▸ Written instruction: Extract each line holding the word "type" from the entries.

• • •

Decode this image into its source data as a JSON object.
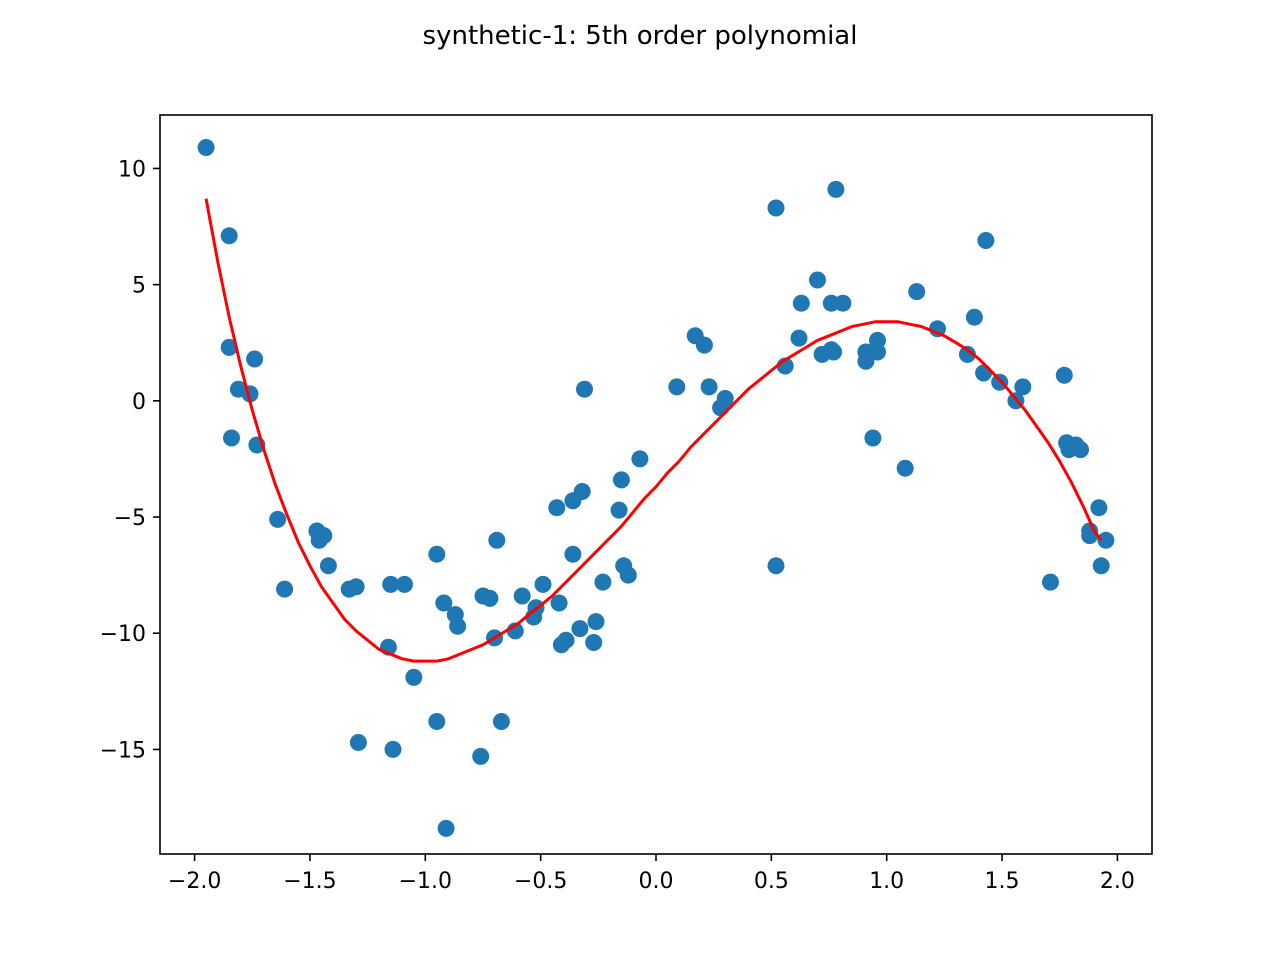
{
  "chart_data": {
    "type": "scatter",
    "title": "synthetic-1: 5th order polynomial",
    "xlabel": "",
    "ylabel": "",
    "xlim": [
      -2.15,
      2.15
    ],
    "ylim": [
      -19.5,
      12.3
    ],
    "grid": false,
    "x_ticks": [
      -2.0,
      -1.5,
      -1.0,
      -0.5,
      0.0,
      0.5,
      1.0,
      1.5,
      2.0
    ],
    "x_tick_labels": [
      "−2.0",
      "−1.5",
      "−1.0",
      "−0.5",
      "0.0",
      "0.5",
      "1.0",
      "1.5",
      "2.0"
    ],
    "y_ticks": [
      10,
      5,
      0,
      -5,
      -10,
      -15
    ],
    "y_tick_labels": [
      "10",
      "5",
      "0",
      "−5",
      "−10",
      "−15"
    ],
    "series": [
      {
        "type": "scatter",
        "color": "#1f77b4",
        "points": [
          [
            -1.95,
            10.9
          ],
          [
            -1.85,
            7.1
          ],
          [
            -1.85,
            2.3
          ],
          [
            -1.84,
            -1.6
          ],
          [
            -1.81,
            0.5
          ],
          [
            -1.76,
            0.3
          ],
          [
            -1.74,
            1.8
          ],
          [
            -1.73,
            -1.9
          ],
          [
            -1.64,
            -5.1
          ],
          [
            -1.61,
            -8.1
          ],
          [
            -1.47,
            -5.6
          ],
          [
            -1.46,
            -6.0
          ],
          [
            -1.44,
            -5.8
          ],
          [
            -1.42,
            -7.1
          ],
          [
            -1.33,
            -8.1
          ],
          [
            -1.3,
            -8.0
          ],
          [
            -1.29,
            -14.7
          ],
          [
            -1.16,
            -10.6
          ],
          [
            -1.15,
            -7.9
          ],
          [
            -1.14,
            -15.0
          ],
          [
            -1.09,
            -7.9
          ],
          [
            -1.05,
            -11.9
          ],
          [
            -0.95,
            -13.8
          ],
          [
            -0.95,
            -6.6
          ],
          [
            -0.92,
            -8.7
          ],
          [
            -0.91,
            -18.4
          ],
          [
            -0.87,
            -9.2
          ],
          [
            -0.86,
            -9.7
          ],
          [
            -0.76,
            -15.3
          ],
          [
            -0.75,
            -8.4
          ],
          [
            -0.72,
            -8.5
          ],
          [
            -0.7,
            -10.2
          ],
          [
            -0.69,
            -6.0
          ],
          [
            -0.67,
            -13.8
          ],
          [
            -0.61,
            -9.9
          ],
          [
            -0.58,
            -8.4
          ],
          [
            -0.53,
            -9.3
          ],
          [
            -0.52,
            -8.9
          ],
          [
            -0.49,
            -7.9
          ],
          [
            -0.43,
            -4.6
          ],
          [
            -0.42,
            -8.7
          ],
          [
            -0.41,
            -10.5
          ],
          [
            -0.39,
            -10.3
          ],
          [
            -0.36,
            -6.6
          ],
          [
            -0.36,
            -4.3
          ],
          [
            -0.33,
            -9.8
          ],
          [
            -0.32,
            -3.9
          ],
          [
            -0.31,
            0.5
          ],
          [
            -0.27,
            -10.4
          ],
          [
            -0.26,
            -9.5
          ],
          [
            -0.23,
            -7.8
          ],
          [
            -0.16,
            -4.7
          ],
          [
            -0.15,
            -3.4
          ],
          [
            -0.14,
            -7.1
          ],
          [
            -0.12,
            -7.5
          ],
          [
            -0.07,
            -2.5
          ],
          [
            0.09,
            0.6
          ],
          [
            0.17,
            2.8
          ],
          [
            0.21,
            2.4
          ],
          [
            0.23,
            0.6
          ],
          [
            0.28,
            -0.3
          ],
          [
            0.3,
            0.1
          ],
          [
            0.52,
            8.3
          ],
          [
            0.52,
            -7.1
          ],
          [
            0.56,
            1.5
          ],
          [
            0.62,
            2.7
          ],
          [
            0.63,
            4.2
          ],
          [
            0.7,
            5.2
          ],
          [
            0.72,
            2.0
          ],
          [
            0.76,
            4.2
          ],
          [
            0.76,
            2.2
          ],
          [
            0.77,
            2.1
          ],
          [
            0.78,
            9.1
          ],
          [
            0.81,
            4.2
          ],
          [
            0.91,
            2.1
          ],
          [
            0.91,
            1.7
          ],
          [
            0.94,
            -1.6
          ],
          [
            0.96,
            2.6
          ],
          [
            0.96,
            2.1
          ],
          [
            1.08,
            -2.9
          ],
          [
            1.13,
            4.7
          ],
          [
            1.22,
            3.1
          ],
          [
            1.35,
            2.0
          ],
          [
            1.38,
            3.6
          ],
          [
            1.42,
            1.2
          ],
          [
            1.43,
            6.9
          ],
          [
            1.49,
            0.8
          ],
          [
            1.56,
            0.0
          ],
          [
            1.59,
            0.6
          ],
          [
            1.71,
            -7.8
          ],
          [
            1.77,
            1.1
          ],
          [
            1.78,
            -1.8
          ],
          [
            1.79,
            -2.1
          ],
          [
            1.82,
            -1.9
          ],
          [
            1.84,
            -2.1
          ],
          [
            1.88,
            -5.6
          ],
          [
            1.88,
            -5.8
          ],
          [
            1.92,
            -4.6
          ],
          [
            1.93,
            -7.1
          ],
          [
            1.95,
            -6.0
          ]
        ]
      },
      {
        "type": "line",
        "color": "#ff0000",
        "points": [
          [
            -1.95,
            8.7
          ],
          [
            -1.9,
            6.0
          ],
          [
            -1.85,
            3.6
          ],
          [
            -1.8,
            1.5
          ],
          [
            -1.75,
            -0.4
          ],
          [
            -1.7,
            -2.1
          ],
          [
            -1.65,
            -3.6
          ],
          [
            -1.6,
            -4.9
          ],
          [
            -1.55,
            -6.1
          ],
          [
            -1.5,
            -7.1
          ],
          [
            -1.45,
            -8.0
          ],
          [
            -1.4,
            -8.7
          ],
          [
            -1.35,
            -9.4
          ],
          [
            -1.3,
            -9.9
          ],
          [
            -1.25,
            -10.3
          ],
          [
            -1.2,
            -10.7
          ],
          [
            -1.15,
            -10.9
          ],
          [
            -1.1,
            -11.1
          ],
          [
            -1.05,
            -11.2
          ],
          [
            -1.0,
            -11.2
          ],
          [
            -0.95,
            -11.2
          ],
          [
            -0.9,
            -11.1
          ],
          [
            -0.85,
            -10.9
          ],
          [
            -0.8,
            -10.7
          ],
          [
            -0.75,
            -10.5
          ],
          [
            -0.7,
            -10.2
          ],
          [
            -0.65,
            -9.9
          ],
          [
            -0.6,
            -9.6
          ],
          [
            -0.55,
            -9.2
          ],
          [
            -0.5,
            -8.8
          ],
          [
            -0.45,
            -8.4
          ],
          [
            -0.4,
            -7.9
          ],
          [
            -0.35,
            -7.4
          ],
          [
            -0.3,
            -6.9
          ],
          [
            -0.25,
            -6.4
          ],
          [
            -0.2,
            -5.9
          ],
          [
            -0.15,
            -5.4
          ],
          [
            -0.1,
            -4.8
          ],
          [
            -0.05,
            -4.2
          ],
          [
            0.0,
            -3.7
          ],
          [
            0.05,
            -3.1
          ],
          [
            0.1,
            -2.6
          ],
          [
            0.15,
            -2.0
          ],
          [
            0.2,
            -1.5
          ],
          [
            0.25,
            -1.0
          ],
          [
            0.3,
            -0.5
          ],
          [
            0.35,
            0.0
          ],
          [
            0.4,
            0.5
          ],
          [
            0.45,
            0.9
          ],
          [
            0.5,
            1.3
          ],
          [
            0.55,
            1.7
          ],
          [
            0.6,
            2.0
          ],
          [
            0.65,
            2.3
          ],
          [
            0.7,
            2.6
          ],
          [
            0.75,
            2.8
          ],
          [
            0.8,
            3.0
          ],
          [
            0.85,
            3.2
          ],
          [
            0.9,
            3.3
          ],
          [
            0.95,
            3.4
          ],
          [
            1.0,
            3.4
          ],
          [
            1.05,
            3.4
          ],
          [
            1.1,
            3.3
          ],
          [
            1.15,
            3.2
          ],
          [
            1.2,
            3.0
          ],
          [
            1.25,
            2.8
          ],
          [
            1.3,
            2.5
          ],
          [
            1.35,
            2.2
          ],
          [
            1.4,
            1.8
          ],
          [
            1.45,
            1.3
          ],
          [
            1.5,
            0.8
          ],
          [
            1.55,
            0.2
          ],
          [
            1.6,
            -0.4
          ],
          [
            1.65,
            -1.1
          ],
          [
            1.7,
            -1.8
          ],
          [
            1.75,
            -2.6
          ],
          [
            1.8,
            -3.5
          ],
          [
            1.85,
            -4.5
          ],
          [
            1.9,
            -5.6
          ],
          [
            1.93,
            -6.0
          ]
        ]
      }
    ]
  }
}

• • •

▸ Full solution:
    "type": "scatter",
        "type": "scatter",
        "type": "line",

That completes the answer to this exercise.